## Aim of the task
Only lines holding the word "Доставка" should be copied from the material.

Stored data entries:
=-=-=

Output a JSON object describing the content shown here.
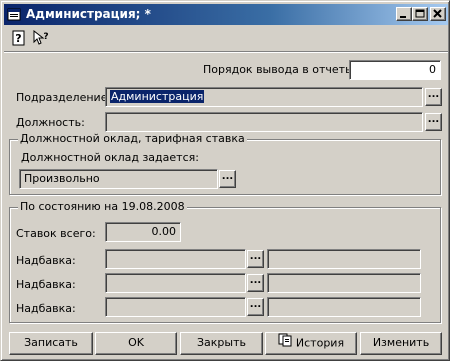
{
  "window": {
    "title": "Администрация; *"
  },
  "toolbar": {
    "help_icon": "help-book-icon",
    "context_help_icon": "context-help-icon"
  },
  "form": {
    "order_label": "Порядок вывода в отчеты:",
    "order_value": "0",
    "division_label": "Подразделение:",
    "division_value": "Администрация",
    "position_label": "Должность:",
    "position_value": ""
  },
  "salary_group": {
    "title": "Должностной оклад, тарифная ставка",
    "defined_label": "Должностной оклад задается:",
    "defined_value": "Произвольно"
  },
  "state_group": {
    "title": "По состоянию на 19.08.2008",
    "rates_label": "Ставок всего:",
    "rates_value": "0.00",
    "allowances": [
      {
        "label": "Надбавка:",
        "value": "",
        "extra": ""
      },
      {
        "label": "Надбавка:",
        "value": "",
        "extra": ""
      },
      {
        "label": "Надбавка:",
        "value": "",
        "extra": ""
      }
    ]
  },
  "buttons": {
    "save": "Записать",
    "ok": "OK",
    "close": "Закрыть",
    "history": "История",
    "edit": "Изменить"
  },
  "colors": {
    "titlebar_start": "#0a246a",
    "titlebar_end": "#a6caf0",
    "face": "#d4d0c8"
  }
}
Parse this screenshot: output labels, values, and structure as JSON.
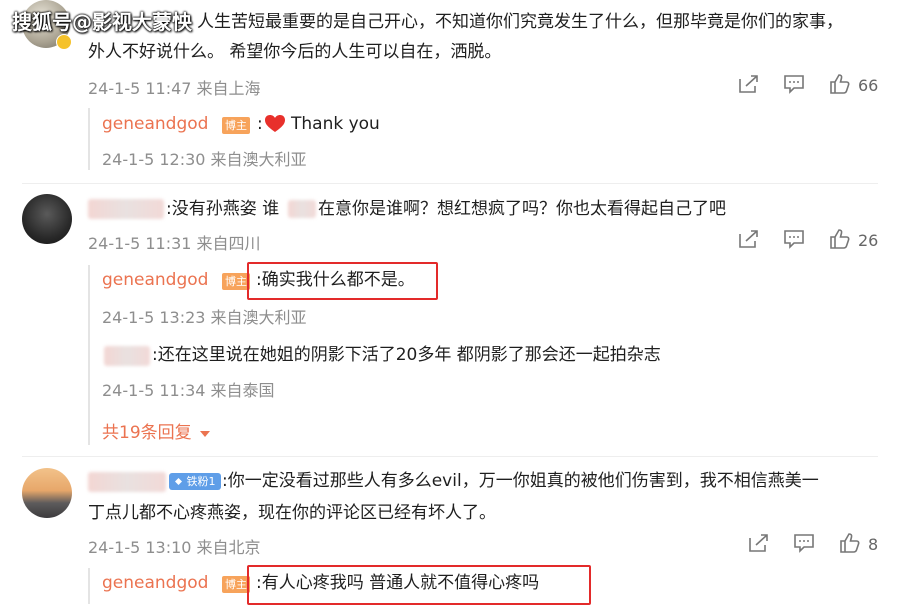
{
  "watermark": "搜狐号@影视大蒙怏",
  "comments": [
    {
      "text_line1": "人生苦短最重要的是自己开心，不知道你们究竟发生了什么，但那毕竟是你们的家事，",
      "text_line2": "外人不好说什么。 希望你今后的人生可以自在，洒脱。",
      "meta": "24-1-5 11:47 来自上海",
      "likes": "66",
      "reply": {
        "user": "geneandgod",
        "badge": "博主",
        "sep": ":",
        "text": "Thank you",
        "meta": "24-1-5 12:30 来自澳大利亚"
      }
    },
    {
      "text_prefix": ":没有孙燕姿 谁",
      "text_suffix": "在意你是谁啊？想红想疯了吗？你也太看得起自己了吧",
      "meta": "24-1-5 11:31 来自四川",
      "likes": "26",
      "reply": {
        "user": "geneandgod",
        "badge": "博主",
        "text": ":确实我什么都不是。",
        "meta": "24-1-5 13:23 来自澳大利亚"
      },
      "reply2": {
        "text": ":还在这里说在她姐的阴影下活了20多年 都阴影了那会还一起拍杂志",
        "meta": "24-1-5 11:34 来自泰国"
      },
      "expand_label": "共19条回复"
    },
    {
      "fan_badge": "铁粉1",
      "text_line1": ":你一定没看过那些人有多么evil，万一你姐真的被他们伤害到，我不相信燕美一",
      "text_line2": "丁点儿都不心疼燕姿，现在你的评论区已经有坏人了。",
      "meta": "24-1-5 13:10 来自北京",
      "likes": "8",
      "reply": {
        "user": "geneandgod",
        "badge": "博主",
        "text": ":有人心疼我吗 普通人就不值得心疼吗"
      }
    }
  ],
  "icons": [
    "share-icon",
    "comment-icon",
    "like-icon",
    "heart-icon",
    "triangle-down-icon",
    "fan-badge-icon"
  ],
  "colors": {
    "username": "#eb7350",
    "highlight_box": "#e32a2a",
    "meta": "#8e8e8e",
    "badge": "#f7a35b",
    "fan_badge": "#5f9ee8"
  }
}
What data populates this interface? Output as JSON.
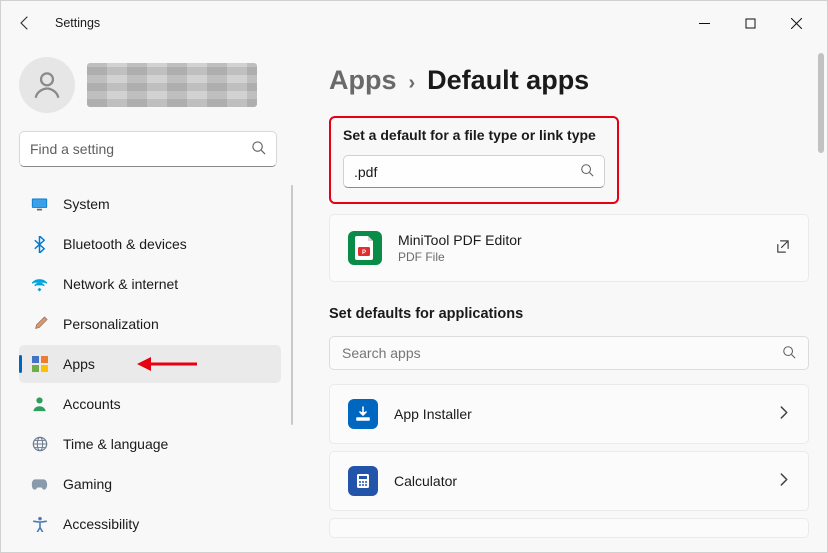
{
  "window": {
    "title": "Settings"
  },
  "profile": {
    "name_hidden": true
  },
  "sidebar_search": {
    "placeholder": "Find a setting",
    "value": ""
  },
  "nav": [
    {
      "id": "system",
      "label": "System",
      "icon": "monitor-icon",
      "color": "#0067c0"
    },
    {
      "id": "bluetooth",
      "label": "Bluetooth & devices",
      "icon": "bluetooth-icon",
      "color": "#0067c0"
    },
    {
      "id": "network",
      "label": "Network & internet",
      "icon": "wifi-icon",
      "color": "#00a3e0"
    },
    {
      "id": "personalization",
      "label": "Personalization",
      "icon": "brush-icon",
      "color": "#8a6457"
    },
    {
      "id": "apps",
      "label": "Apps",
      "icon": "apps-icon",
      "color": "#5b5b5b",
      "active": true
    },
    {
      "id": "accounts",
      "label": "Accounts",
      "icon": "person-icon",
      "color": "#2e9e5b"
    },
    {
      "id": "time",
      "label": "Time & language",
      "icon": "globe-icon",
      "color": "#6b7d8f"
    },
    {
      "id": "gaming",
      "label": "Gaming",
      "icon": "gamepad-icon",
      "color": "#6b7d8f"
    },
    {
      "id": "accessibility",
      "label": "Accessibility",
      "icon": "accessibility-icon",
      "color": "#4b7bb5"
    }
  ],
  "breadcrumb": {
    "parent": "Apps",
    "title": "Default apps"
  },
  "file_type_section": {
    "heading": "Set a default for a file type or link type",
    "search_value": ".pdf",
    "result": {
      "app_name": "MiniTool PDF Editor",
      "subtitle": "PDF File"
    }
  },
  "apps_section": {
    "heading": "Set defaults for applications",
    "search_placeholder": "Search apps",
    "apps": [
      {
        "name": "App Installer",
        "icon": "app-installer-icon"
      },
      {
        "name": "Calculator",
        "icon": "calculator-icon"
      }
    ]
  }
}
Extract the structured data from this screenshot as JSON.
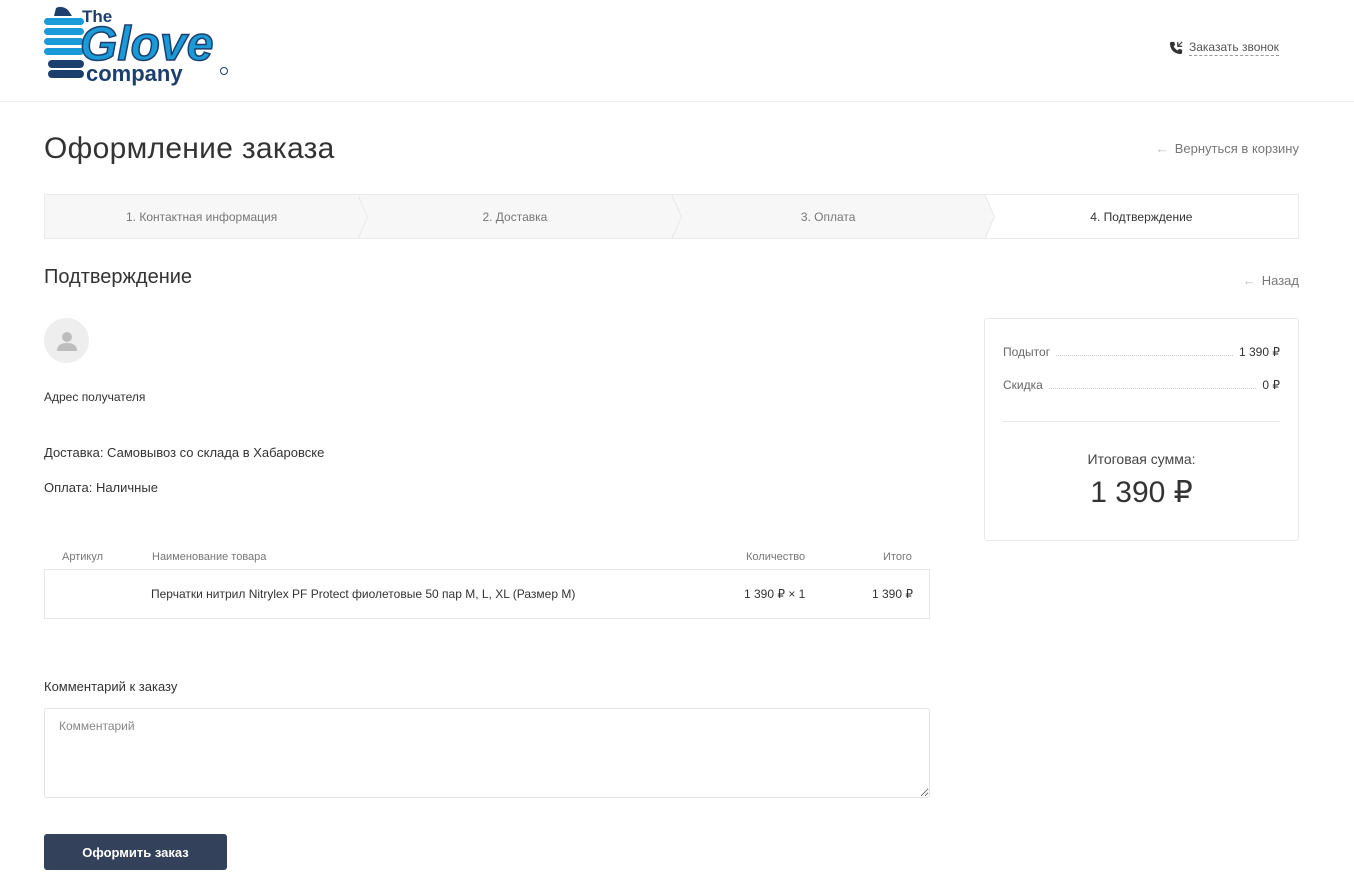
{
  "header": {
    "logo_line1": "The",
    "logo_line2": "Glove",
    "logo_line3": "company",
    "callback_label": "Заказать звонок",
    "brand_color": "#1a9ad6",
    "brand_dark": "#1d3f6e"
  },
  "page": {
    "title": "Оформление заказа",
    "back_to_cart": "Вернуться в корзину"
  },
  "steps": [
    {
      "label": "1. Контактная информация",
      "active": false
    },
    {
      "label": "2. Доставка",
      "active": false
    },
    {
      "label": "3. Оплата",
      "active": false
    },
    {
      "label": "4. Подтверждение",
      "active": true
    }
  ],
  "confirmation": {
    "title": "Подтверждение",
    "back_label": "Назад",
    "address_label": "Адрес получателя",
    "delivery": "Доставка: Самовывоз со склада в Хабаровске",
    "payment": "Оплата: Наличные"
  },
  "table": {
    "headers": {
      "sku": "Артикул",
      "name": "Наименование товара",
      "qty": "Количество",
      "total": "Итого"
    },
    "rows": [
      {
        "sku": "",
        "name": "Перчатки нитрил Nitrylex PF Protect фиолетовые 50 пар M, L, XL (Размер M)",
        "qty": "1 390 ₽ × 1",
        "total": "1 390 ₽"
      }
    ]
  },
  "comment": {
    "label": "Комментарий к заказу",
    "placeholder": "Комментарий",
    "value": ""
  },
  "submit_label": "Оформить заказ",
  "summary": {
    "subtotal_label": "Подытог",
    "subtotal_value": "1 390 ₽",
    "discount_label": "Скидка",
    "discount_value": "0 ₽",
    "total_label": "Итоговая сумма:",
    "total_value": "1 390 ₽"
  },
  "colors": {
    "button": "#33425a",
    "text": "#333333",
    "muted": "#777777"
  }
}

=-=-=

## Correct output
      "label": "2. Доставка",
    "delivery": "Доставка: Самовывоз со склада в Хабаровске",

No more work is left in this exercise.